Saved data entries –

/---

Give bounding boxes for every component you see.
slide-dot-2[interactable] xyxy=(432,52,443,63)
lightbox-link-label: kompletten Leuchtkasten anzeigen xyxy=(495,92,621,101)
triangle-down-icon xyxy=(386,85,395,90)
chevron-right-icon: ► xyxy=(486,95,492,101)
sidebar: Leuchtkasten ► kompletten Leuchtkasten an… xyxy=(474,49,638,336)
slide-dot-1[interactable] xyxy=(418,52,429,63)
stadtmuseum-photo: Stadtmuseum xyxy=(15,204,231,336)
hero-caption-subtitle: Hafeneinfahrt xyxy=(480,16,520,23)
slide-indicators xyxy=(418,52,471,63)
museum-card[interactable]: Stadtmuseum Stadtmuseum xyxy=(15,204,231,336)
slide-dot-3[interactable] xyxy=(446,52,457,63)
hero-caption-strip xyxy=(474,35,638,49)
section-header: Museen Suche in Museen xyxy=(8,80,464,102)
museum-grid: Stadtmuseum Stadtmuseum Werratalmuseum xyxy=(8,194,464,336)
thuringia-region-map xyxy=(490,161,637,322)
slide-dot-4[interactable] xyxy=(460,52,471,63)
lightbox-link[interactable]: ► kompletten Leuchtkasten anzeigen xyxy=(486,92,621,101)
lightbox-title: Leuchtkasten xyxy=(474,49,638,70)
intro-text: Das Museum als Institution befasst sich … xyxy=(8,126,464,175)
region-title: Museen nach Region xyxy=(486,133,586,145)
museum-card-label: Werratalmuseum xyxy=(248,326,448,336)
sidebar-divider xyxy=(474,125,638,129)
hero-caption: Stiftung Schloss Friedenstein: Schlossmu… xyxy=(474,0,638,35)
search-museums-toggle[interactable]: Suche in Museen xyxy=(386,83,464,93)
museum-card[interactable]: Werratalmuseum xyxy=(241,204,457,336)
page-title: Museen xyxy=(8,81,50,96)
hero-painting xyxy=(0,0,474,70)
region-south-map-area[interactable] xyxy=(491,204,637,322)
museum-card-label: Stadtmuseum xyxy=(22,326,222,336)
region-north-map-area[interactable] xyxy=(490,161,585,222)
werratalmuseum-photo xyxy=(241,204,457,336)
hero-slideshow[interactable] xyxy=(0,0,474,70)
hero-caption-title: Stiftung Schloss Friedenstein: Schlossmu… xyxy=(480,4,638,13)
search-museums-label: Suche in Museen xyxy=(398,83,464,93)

\---
/---

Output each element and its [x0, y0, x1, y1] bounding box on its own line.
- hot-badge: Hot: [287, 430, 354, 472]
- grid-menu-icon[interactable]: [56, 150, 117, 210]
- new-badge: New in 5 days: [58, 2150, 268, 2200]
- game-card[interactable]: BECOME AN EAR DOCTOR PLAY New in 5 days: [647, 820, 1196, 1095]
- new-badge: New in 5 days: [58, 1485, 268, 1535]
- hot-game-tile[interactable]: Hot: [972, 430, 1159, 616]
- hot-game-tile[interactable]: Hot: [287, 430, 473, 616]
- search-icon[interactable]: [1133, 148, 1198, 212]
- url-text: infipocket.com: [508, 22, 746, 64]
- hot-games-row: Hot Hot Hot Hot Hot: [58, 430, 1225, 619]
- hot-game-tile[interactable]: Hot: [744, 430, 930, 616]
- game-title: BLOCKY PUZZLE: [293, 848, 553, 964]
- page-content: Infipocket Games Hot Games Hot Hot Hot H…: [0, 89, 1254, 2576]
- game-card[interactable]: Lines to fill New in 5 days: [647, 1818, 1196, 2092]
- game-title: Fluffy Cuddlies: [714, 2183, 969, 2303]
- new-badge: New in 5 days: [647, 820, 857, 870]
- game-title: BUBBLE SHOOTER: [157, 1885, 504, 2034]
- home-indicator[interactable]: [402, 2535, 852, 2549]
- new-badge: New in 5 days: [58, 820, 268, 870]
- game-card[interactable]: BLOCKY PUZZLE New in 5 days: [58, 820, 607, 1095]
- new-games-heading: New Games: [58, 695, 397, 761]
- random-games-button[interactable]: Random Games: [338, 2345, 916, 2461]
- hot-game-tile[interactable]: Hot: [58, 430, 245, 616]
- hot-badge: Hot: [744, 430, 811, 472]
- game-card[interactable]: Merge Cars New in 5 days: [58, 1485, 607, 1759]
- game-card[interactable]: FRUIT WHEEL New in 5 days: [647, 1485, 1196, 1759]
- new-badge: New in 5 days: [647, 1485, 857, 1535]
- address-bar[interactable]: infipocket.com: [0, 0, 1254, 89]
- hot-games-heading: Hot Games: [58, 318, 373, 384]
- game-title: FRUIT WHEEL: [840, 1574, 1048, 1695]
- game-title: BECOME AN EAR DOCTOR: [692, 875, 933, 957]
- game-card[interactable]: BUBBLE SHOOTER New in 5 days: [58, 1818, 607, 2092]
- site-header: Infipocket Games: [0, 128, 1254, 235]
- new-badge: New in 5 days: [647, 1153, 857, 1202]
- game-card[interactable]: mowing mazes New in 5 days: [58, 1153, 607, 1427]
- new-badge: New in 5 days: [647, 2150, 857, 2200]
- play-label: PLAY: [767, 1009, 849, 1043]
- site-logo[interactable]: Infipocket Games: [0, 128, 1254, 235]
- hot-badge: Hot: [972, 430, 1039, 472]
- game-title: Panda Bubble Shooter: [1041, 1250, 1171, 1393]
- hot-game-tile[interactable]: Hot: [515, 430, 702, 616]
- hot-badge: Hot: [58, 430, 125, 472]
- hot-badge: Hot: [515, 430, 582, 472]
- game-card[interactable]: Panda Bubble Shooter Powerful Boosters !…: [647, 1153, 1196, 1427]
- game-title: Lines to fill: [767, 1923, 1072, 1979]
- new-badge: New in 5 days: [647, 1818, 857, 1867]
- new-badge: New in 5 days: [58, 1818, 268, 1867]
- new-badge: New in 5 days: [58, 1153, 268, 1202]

\---

Do this –
Count the lines in the items above that contain the string "PUZZLE", and reply with the number alone.

Written solution –
2